» **TASK DETAILS**
Retype each entry below exactly as it stands.

» **DATA ROWS**
>>

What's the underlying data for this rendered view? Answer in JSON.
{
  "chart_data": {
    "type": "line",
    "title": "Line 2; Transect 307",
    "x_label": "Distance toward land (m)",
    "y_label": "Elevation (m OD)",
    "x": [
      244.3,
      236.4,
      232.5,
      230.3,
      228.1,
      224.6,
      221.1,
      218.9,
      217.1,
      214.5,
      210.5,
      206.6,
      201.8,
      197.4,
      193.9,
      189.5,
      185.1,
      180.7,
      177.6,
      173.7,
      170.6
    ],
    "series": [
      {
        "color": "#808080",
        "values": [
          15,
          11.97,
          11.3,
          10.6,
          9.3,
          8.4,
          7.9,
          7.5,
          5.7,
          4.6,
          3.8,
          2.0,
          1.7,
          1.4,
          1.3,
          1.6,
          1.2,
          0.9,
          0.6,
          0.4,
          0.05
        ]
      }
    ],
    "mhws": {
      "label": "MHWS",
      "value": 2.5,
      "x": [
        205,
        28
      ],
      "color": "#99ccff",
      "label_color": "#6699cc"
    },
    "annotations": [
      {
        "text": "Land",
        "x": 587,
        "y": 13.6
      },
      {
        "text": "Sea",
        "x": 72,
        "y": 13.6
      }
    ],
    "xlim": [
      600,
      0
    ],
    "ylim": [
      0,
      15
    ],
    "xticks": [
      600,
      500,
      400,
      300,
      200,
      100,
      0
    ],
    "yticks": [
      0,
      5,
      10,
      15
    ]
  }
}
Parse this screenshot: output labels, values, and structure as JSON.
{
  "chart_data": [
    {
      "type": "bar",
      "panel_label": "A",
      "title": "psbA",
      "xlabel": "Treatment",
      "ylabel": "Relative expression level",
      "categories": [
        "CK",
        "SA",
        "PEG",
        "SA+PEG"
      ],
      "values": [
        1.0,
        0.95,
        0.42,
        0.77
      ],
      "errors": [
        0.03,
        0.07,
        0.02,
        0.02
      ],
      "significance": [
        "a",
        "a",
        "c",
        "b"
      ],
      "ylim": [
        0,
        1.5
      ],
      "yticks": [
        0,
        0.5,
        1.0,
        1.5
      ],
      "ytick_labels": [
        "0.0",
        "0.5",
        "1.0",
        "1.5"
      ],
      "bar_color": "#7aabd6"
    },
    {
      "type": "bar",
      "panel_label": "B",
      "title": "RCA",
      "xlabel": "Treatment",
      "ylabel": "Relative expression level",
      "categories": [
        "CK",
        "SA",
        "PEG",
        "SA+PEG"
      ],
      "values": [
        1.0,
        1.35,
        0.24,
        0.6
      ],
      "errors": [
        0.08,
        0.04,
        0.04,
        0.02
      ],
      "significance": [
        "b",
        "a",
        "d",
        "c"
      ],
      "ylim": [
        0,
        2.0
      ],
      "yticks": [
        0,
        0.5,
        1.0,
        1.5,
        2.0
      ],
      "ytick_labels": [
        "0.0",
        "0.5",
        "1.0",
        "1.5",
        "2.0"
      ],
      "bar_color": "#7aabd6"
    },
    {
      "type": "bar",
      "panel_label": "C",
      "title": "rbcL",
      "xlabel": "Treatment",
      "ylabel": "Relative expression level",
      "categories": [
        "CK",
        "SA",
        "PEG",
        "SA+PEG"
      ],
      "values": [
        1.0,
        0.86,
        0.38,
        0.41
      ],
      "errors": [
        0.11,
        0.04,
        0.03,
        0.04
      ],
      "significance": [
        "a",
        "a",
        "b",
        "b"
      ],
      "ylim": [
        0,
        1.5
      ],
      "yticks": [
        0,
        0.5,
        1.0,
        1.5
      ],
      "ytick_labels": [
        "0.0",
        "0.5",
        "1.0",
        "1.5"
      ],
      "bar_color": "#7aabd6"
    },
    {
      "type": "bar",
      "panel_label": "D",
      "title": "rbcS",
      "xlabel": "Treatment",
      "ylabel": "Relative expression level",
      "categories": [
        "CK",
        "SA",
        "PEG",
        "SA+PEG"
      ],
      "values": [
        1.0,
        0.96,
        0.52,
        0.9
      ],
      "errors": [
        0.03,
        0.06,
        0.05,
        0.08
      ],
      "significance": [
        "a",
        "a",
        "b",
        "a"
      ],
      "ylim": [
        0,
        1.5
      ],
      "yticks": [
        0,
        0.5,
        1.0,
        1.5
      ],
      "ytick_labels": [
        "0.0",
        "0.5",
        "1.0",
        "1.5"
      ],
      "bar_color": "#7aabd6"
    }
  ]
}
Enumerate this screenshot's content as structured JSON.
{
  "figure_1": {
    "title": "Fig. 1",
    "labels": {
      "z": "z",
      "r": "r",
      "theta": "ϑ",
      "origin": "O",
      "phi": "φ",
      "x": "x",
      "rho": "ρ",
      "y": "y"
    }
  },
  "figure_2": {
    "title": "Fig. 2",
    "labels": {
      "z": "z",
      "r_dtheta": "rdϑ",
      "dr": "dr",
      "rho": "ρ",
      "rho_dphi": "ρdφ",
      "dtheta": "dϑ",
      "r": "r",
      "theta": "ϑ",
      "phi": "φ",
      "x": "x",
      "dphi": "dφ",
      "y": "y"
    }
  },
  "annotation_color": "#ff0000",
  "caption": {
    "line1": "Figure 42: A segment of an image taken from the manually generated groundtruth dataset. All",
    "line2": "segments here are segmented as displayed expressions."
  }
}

<<

» **EXPECTED ANSWER**
What's the underlying data for this rendered view? Answer in JSON.
{
  "chart_data": {
    "type": "line",
    "title": "Line 2; Transect 307",
    "x_label": "Distance toward land (m)",
    "y_label": "Elevation (m OD)",
    "x": [
      244.3,
      236.4,
      232.5,
      230.3,
      228.1,
      224.6,
      221.1,
      218.9,
      217.1,
      214.5,
      210.5,
      206.6,
      201.8,
      197.4,
      193.9,
      189.5,
      185.1,
      180.7,
      177.6,
      173.7,
      170.6
    ],
    "series": [
      {
        "color": "#808080",
        "values": [
          15,
          11.97,
          11.3,
          10.6,
          9.3,
          8.4,
          7.9,
          7.5,
          5.7,
          4.6,
          3.8,
          2.0,
          1.7,
          1.4,
          1.3,
          1.6,
          1.2,
          0.9,
          0.6,
          0.4,
          0.05
        ]
      }
    ],
    "mhws": {
      "label": "MHWS",
      "value": 2.5,
      "x": [
        205,
        28
      ],
      "color": "#99ccff",
      "label_color": "#6699cc"
    },
    "annotations": [
      {
        "text": "Land",
        "x": 587,
        "y": 13.6
      },
      {
        "text": "Sea",
        "x": 72,
        "y": 13.6
      }
    ],
    "xlim": [
      600,
      0
    ],
    "ylim": [
      0,
      15
    ],
    "xticks": [
      600,
      500,
      400,
      300,
      200,
      100,
      0
    ],
    "yticks": [
      0,
      5,
      10,
      15
    ]
  }
}
Parse this screenshot: output labels, values, and structure as JSON.
{
  "chart_data": [
    {
      "type": "bar",
      "panel_label": "A",
      "title": "psbA",
      "xlabel": "Treatment",
      "ylabel": "Relative expression level",
      "categories": [
        "CK",
        "SA",
        "PEG",
        "SA+PEG"
      ],
      "values": [
        1.0,
        0.95,
        0.42,
        0.77
      ],
      "errors": [
        0.03,
        0.07,
        0.02,
        0.02
      ],
      "significance": [
        "a",
        "a",
        "c",
        "b"
      ],
      "ylim": [
        0,
        1.5
      ],
      "yticks": [
        0,
        0.5,
        1.0,
        1.5
      ],
      "ytick_labels": [
        "0.0",
        "0.5",
        "1.0",
        "1.5"
      ],
      "bar_color": "#7aabd6"
    },
    {
      "type": "bar",
      "panel_label": "B",
      "title": "RCA",
      "xlabel": "Treatment",
      "ylabel": "Relative expression level",
      "categories": [
        "CK",
        "SA",
        "PEG",
        "SA+PEG"
      ],
      "values": [
        1.0,
        1.35,
        0.24,
        0.6
      ],
      "errors": [
        0.08,
        0.04,
        0.04,
        0.02
      ],
      "significance": [
        "b",
        "a",
        "d",
        "c"
      ],
      "ylim": [
        0,
        2.0
      ],
      "yticks": [
        0,
        0.5,
        1.0,
        1.5,
        2.0
      ],
      "ytick_labels": [
        "0.0",
        "0.5",
        "1.0",
        "1.5",
        "2.0"
      ],
      "bar_color": "#7aabd6"
    },
    {
      "type": "bar",
      "panel_label": "C",
      "title": "rbcL",
      "xlabel": "Treatment",
      "ylabel": "Relative expression level",
      "categories": [
        "CK",
        "SA",
        "PEG",
        "SA+PEG"
      ],
      "values": [
        1.0,
        0.86,
        0.38,
        0.41
      ],
      "errors": [
        0.11,
        0.04,
        0.03,
        0.04
      ],
      "significance": [
        "a",
        "a",
        "b",
        "b"
      ],
      "ylim": [
        0,
        1.5
      ],
      "yticks": [
        0,
        0.5,
        1.0,
        1.5
      ],
      "ytick_labels": [
        "0.0",
        "0.5",
        "1.0",
        "1.5"
      ],
      "bar_color": "#7aabd6"
    },
    {
      "type": "bar",
      "panel_label": "D",
      "title": "rbcS",
      "xlabel": "Treatment",
      "ylabel": "Relative expression level",
      "categories": [
        "CK",
        "SA",
        "PEG",
        "SA+PEG"
      ],
      "values": [
        1.0,
        0.96,
        0.52,
        0.9
      ],
      "errors": [
        0.03,
        0.06,
        0.05,
        0.08
      ],
      "significance": [
        "a",
        "a",
        "b",
        "a"
      ],
      "ylim": [
        0,
        1.5
      ],
      "yticks": [
        0,
        0.5,
        1.0,
        1.5
      ],
      "ytick_labels": [
        "0.0",
        "0.5",
        "1.0",
        "1.5"
      ],
      "bar_color": "#7aabd6"
    }
  ]
}
Enumerate this screenshot's content as structured JSON.
{
  "figure_1": {
    "title": "Fig. 1",
    "labels": {
      "z": "z",
      "r": "r",
      "theta": "ϑ",
      "origin": "O",
      "phi": "φ",
      "x": "x",
      "rho": "ρ",
      "y": "y"
    }
  },
  "figure_2": {
    "title": "Fig. 2",
    "labels": {
      "z": "z",
      "r_dtheta": "rdϑ",
      "dr": "dr",
      "rho": "ρ",
      "rho_dphi": "ρdφ",
      "dtheta": "dϑ",
      "r": "r",
      "theta": "ϑ",
      "phi": "φ",
      "x": "x",
      "dphi": "dφ",
      "y": "y"
    }
  },
  "annotation_color": "#ff0000",
  "caption": {
    "line1": "Figure 42: A segment of an image taken from the manually generated groundtruth dataset. All",
    "line2": "segments here are segmented as displayed expressions."
  }
}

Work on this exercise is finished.